What is asked:
Output all lines exactly, with nothing added or dropped.

Provided records:
┌──

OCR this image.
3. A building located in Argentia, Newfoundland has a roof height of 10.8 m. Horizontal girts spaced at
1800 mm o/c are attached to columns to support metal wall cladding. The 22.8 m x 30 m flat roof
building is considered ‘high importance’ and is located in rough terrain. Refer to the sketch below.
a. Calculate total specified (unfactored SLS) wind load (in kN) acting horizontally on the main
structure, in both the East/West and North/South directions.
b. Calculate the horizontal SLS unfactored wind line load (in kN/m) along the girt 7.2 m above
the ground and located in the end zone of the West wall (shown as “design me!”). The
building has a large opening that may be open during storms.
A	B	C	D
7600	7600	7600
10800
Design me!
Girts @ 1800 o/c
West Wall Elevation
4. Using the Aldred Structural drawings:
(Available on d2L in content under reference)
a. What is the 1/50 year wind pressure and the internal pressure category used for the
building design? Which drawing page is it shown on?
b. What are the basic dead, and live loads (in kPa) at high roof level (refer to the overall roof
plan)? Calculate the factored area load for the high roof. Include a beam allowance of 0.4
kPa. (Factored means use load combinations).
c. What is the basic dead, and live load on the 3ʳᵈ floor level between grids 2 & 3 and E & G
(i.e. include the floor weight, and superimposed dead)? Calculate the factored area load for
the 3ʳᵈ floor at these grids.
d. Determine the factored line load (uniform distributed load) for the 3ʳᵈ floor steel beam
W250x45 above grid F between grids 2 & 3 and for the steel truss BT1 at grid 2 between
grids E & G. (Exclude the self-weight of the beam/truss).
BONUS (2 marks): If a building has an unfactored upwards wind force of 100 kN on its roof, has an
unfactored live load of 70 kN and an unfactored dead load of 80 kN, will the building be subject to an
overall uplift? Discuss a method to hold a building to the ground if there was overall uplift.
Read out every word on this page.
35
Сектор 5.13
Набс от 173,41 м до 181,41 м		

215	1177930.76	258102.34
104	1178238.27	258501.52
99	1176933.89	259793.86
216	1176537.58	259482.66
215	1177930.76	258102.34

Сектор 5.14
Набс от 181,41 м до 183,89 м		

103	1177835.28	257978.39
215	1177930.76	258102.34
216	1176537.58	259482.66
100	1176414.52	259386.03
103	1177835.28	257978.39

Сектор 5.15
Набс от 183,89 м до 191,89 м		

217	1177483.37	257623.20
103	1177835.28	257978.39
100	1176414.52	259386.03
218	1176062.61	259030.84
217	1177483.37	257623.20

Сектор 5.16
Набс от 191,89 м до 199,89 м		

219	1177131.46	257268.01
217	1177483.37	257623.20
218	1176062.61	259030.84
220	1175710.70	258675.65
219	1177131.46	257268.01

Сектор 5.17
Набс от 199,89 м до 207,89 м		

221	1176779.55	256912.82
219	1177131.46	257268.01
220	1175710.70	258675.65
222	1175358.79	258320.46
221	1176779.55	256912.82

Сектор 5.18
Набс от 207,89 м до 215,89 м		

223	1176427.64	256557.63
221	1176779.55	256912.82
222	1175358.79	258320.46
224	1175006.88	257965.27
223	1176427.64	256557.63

└──

Task result:
OCR this image.
3. A building located in Argentia, Newfoundland has a roof height of 10.8 m. Horizontal girts spaced at
1800 mm o/c are attached to columns to support metal wall cladding. The 22.8 m x 30 m flat roof
building is considered ‘high importance’ and is located in rough terrain. Refer to the sketch below.
a. Calculate total specified (unfactored SLS) wind load (in kN) acting horizontally on the main
structure, in both the East/West and North/South directions.
b. Calculate the horizontal SLS unfactored wind line load (in kN/m) along the girt 7.2 m above
the ground and located in the end zone of the West wall (shown as “design me!”). The
building has a large opening that may be open during storms.
A	B	C	D
7600	7600	7600
10800
Design me!
Girts @ 1800 o/c
West Wall Elevation
4. Using the Aldred Structural drawings:
(Available on d2L in content under reference)
a. What is the 1/50 year wind pressure and the internal pressure category used for the
building design? Which drawing page is it shown on?
b. What are the basic dead, and live loads (in kPa) at high roof level (refer to the overall roof
plan)? Calculate the factored area load for the high roof. Include a beam allowance of 0.4
kPa. (Factored means use load combinations).
c. What is the basic dead, and live load on the 3ʳᵈ floor level between grids 2 & 3 and E & G
(i.e. include the floor weight, and superimposed dead)? Calculate the factored area load for
the 3ʳᵈ floor at these grids.
d. Determine the factored line load (uniform distributed load) for the 3ʳᵈ floor steel beam
W250x45 above grid F between grids 2 & 3 and for the steel truss BT1 at grid 2 between
grids E & G. (Exclude the self-weight of the beam/truss).
BONUS (2 marks): If a building has an unfactored upwards wind force of 100 kN on its roof, has an
unfactored live load of 70 kN and an unfactored dead load of 80 kN, will the building be subject to an
overall uplift? Discuss a method to hold a building to the ground if there was overall uplift.
Read out every word on this page.
35
Сектор 5.13
Набс от 173,41 м до 181,41 м		

215	1177930.76	258102.34
104	1178238.27	258501.52
99	1176933.89	259793.86
216	1176537.58	259482.66
215	1177930.76	258102.34

Сектор 5.14
Набс от 181,41 м до 183,89 м		

103	1177835.28	257978.39
215	1177930.76	258102.34
216	1176537.58	259482.66
100	1176414.52	259386.03
103	1177835.28	257978.39

Сектор 5.15
Набс от 183,89 м до 191,89 м		

217	1177483.37	257623.20
103	1177835.28	257978.39
100	1176414.52	259386.03
218	1176062.61	259030.84
217	1177483.37	257623.20

Сектор 5.16
Набс от 191,89 м до 199,89 м		

219	1177131.46	257268.01
217	1177483.37	257623.20
218	1176062.61	259030.84
220	1175710.70	258675.65
219	1177131.46	257268.01

Сектор 5.17
Набс от 199,89 м до 207,89 м		

221	1176779.55	256912.82
219	1177131.46	257268.01
220	1175710.70	258675.65
222	1175358.79	258320.46
221	1176779.55	256912.82

Сектор 5.18
Набс от 207,89 м до 215,89 м		

223	1176427.64	256557.63
221	1176779.55	256912.82
222	1175358.79	258320.46
224	1175006.88	257965.27
223	1176427.64	256557.63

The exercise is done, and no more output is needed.